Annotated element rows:

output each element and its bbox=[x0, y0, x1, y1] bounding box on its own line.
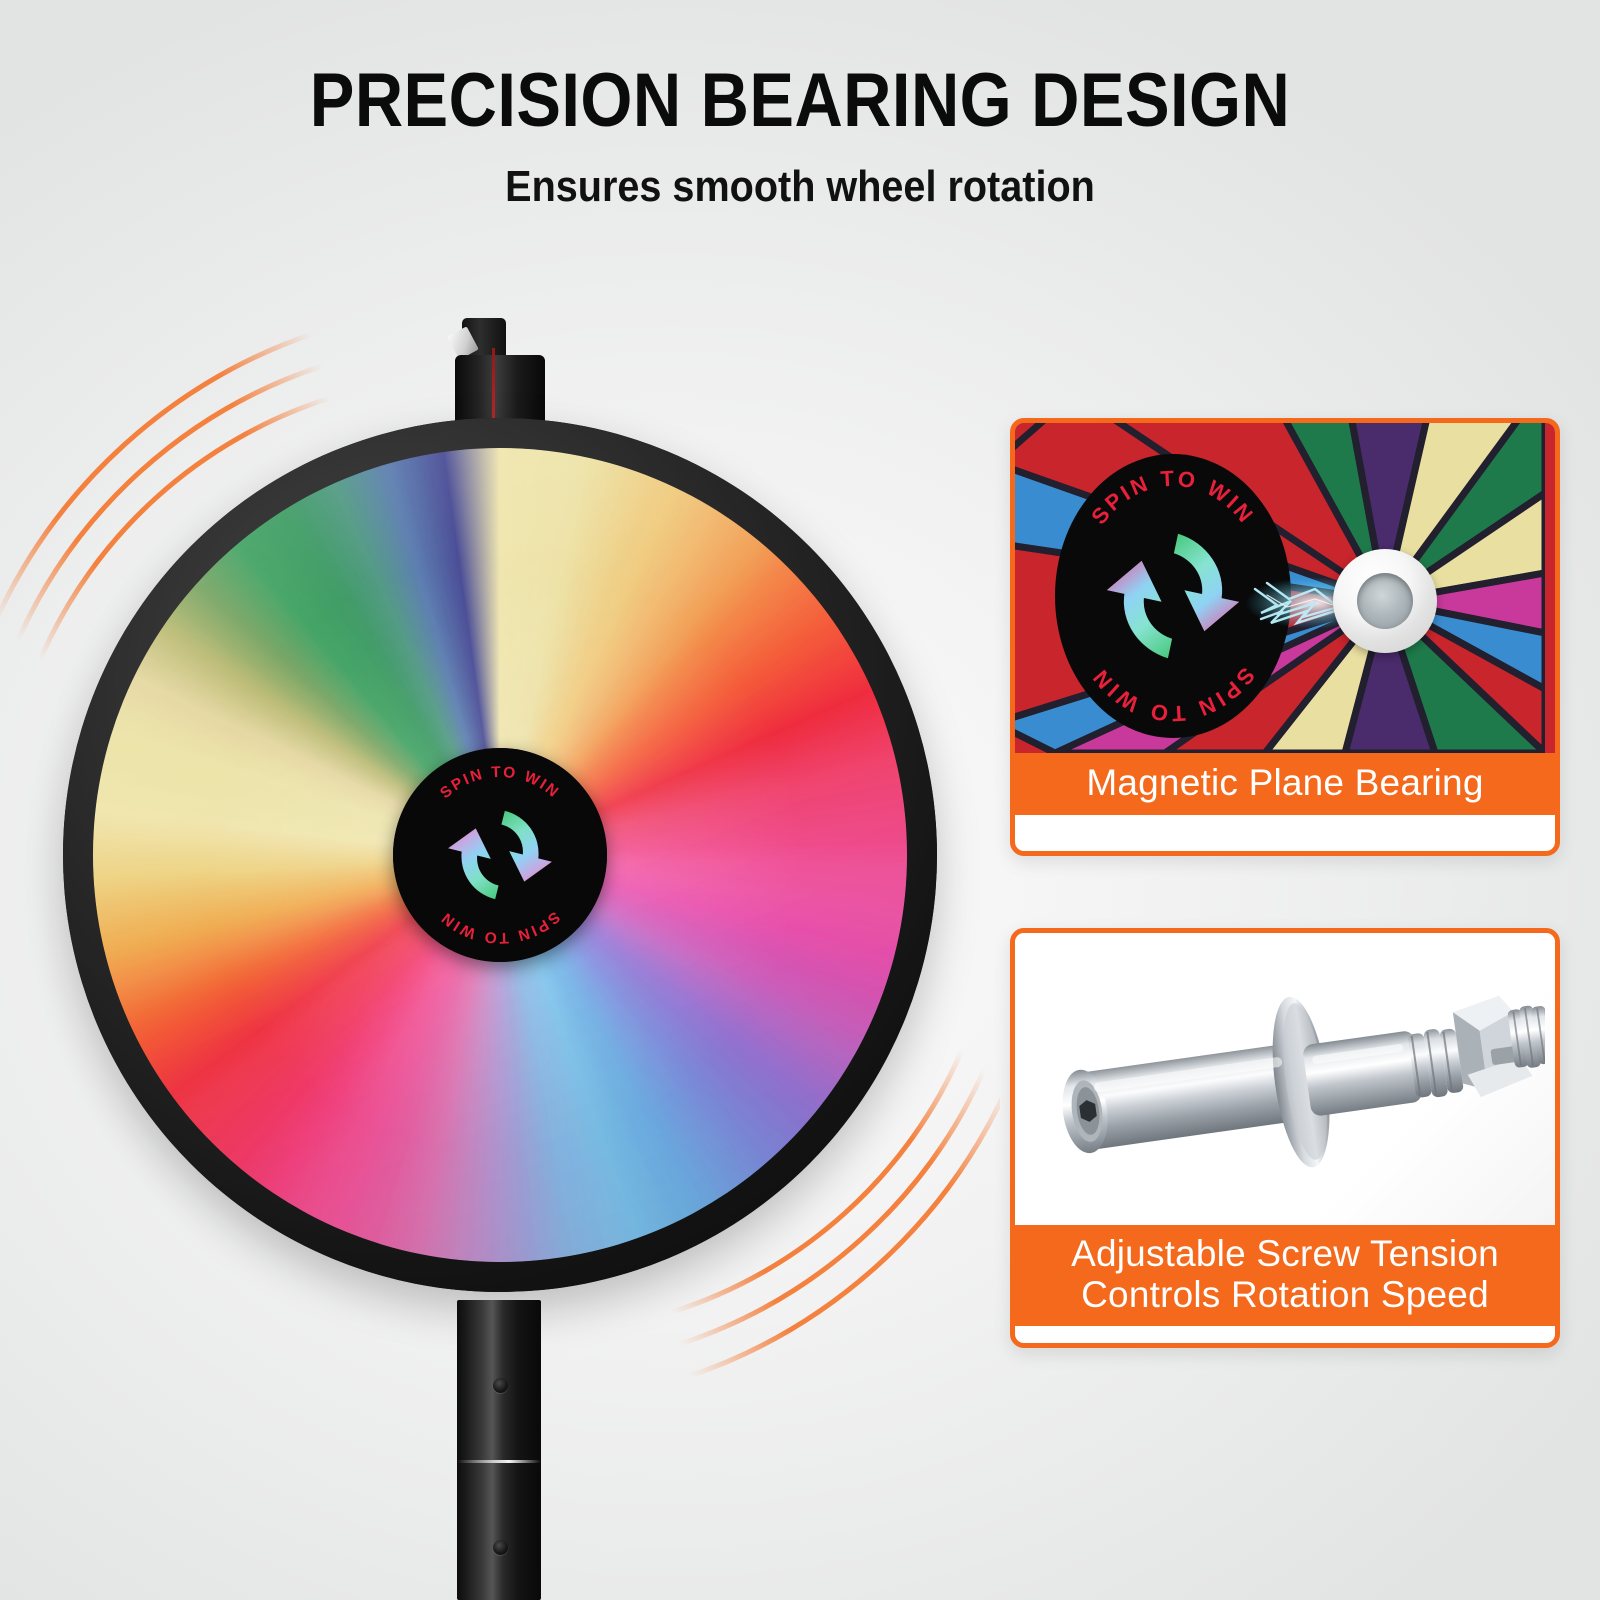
panel-caption-bearing: Magnetic Plane Bearing bbox=[1015, 753, 1555, 815]
panel-magnetic-plane-bearing: SPIN TO WIN SPIN TO WIN bbox=[1010, 418, 1560, 856]
bearing-closeup-photo: SPIN TO WIN SPIN TO WIN bbox=[1015, 423, 1555, 753]
prize-wheel[interactable]: SPIN TO WIN SPIN TO WIN bbox=[63, 418, 937, 1292]
caption-line-2: Controls Rotation Speed bbox=[1021, 1274, 1549, 1315]
product-feature-image: PRECISION BEARING DESIGN Ensures smooth … bbox=[0, 0, 1600, 1600]
stand-seam bbox=[457, 1460, 541, 1463]
prize-wheel-assembly: SPIN TO WIN SPIN TO WIN bbox=[0, 0, 1000, 1600]
wheel-hub: SPIN TO WIN SPIN TO WIN bbox=[393, 748, 607, 962]
panel-caption-screw: Adjustable Screw Tension Controls Rotati… bbox=[1015, 1225, 1555, 1326]
screw-photo bbox=[1015, 933, 1555, 1225]
panel-adjustable-screw-tension: Adjustable Screw Tension Controls Rotati… bbox=[1010, 928, 1560, 1348]
magnetic-bearing-cup bbox=[1333, 549, 1437, 653]
barrel-nut-bolt-icon bbox=[1015, 933, 1545, 1225]
stand-screw-icon-lower bbox=[493, 1540, 508, 1555]
caption-line: Magnetic Plane Bearing bbox=[1021, 762, 1549, 803]
caption-line-1: Adjustable Screw Tension bbox=[1021, 1233, 1549, 1274]
wheel-stand-post bbox=[457, 1300, 541, 1600]
inset-wheel-wedges: SPIN TO WIN SPIN TO WIN bbox=[1015, 423, 1545, 753]
hub-graphic: SPIN TO WIN SPIN TO WIN bbox=[393, 748, 607, 962]
stand-screw-icon-upper bbox=[493, 1378, 508, 1393]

#### [EXERCISE DETAILS]
Can you write out the rows from the line with "panel-caption-bearing: Magnetic Plane" up to and including the line with "product-feature-image: PRECISION BEARING", swapping "Rotation Speed" for "Spin Speed" and keeping everything else unchanged?

#### [RESULT FOR THIS TASK]
panel-caption-bearing: Magnetic Plane Bearing bbox=[1015, 753, 1555, 815]
panel-magnetic-plane-bearing: SPIN TO WIN SPIN TO WIN bbox=[1010, 418, 1560, 856]
bearing-closeup-photo: SPIN TO WIN SPIN TO WIN bbox=[1015, 423, 1555, 753]
prize-wheel[interactable]: SPIN TO WIN SPIN TO WIN bbox=[63, 418, 937, 1292]
caption-line-2: Controls Spin Speed bbox=[1021, 1274, 1549, 1315]
product-feature-image: PRECISION BEARING DESIGN Ensures smooth … bbox=[0, 0, 1600, 1600]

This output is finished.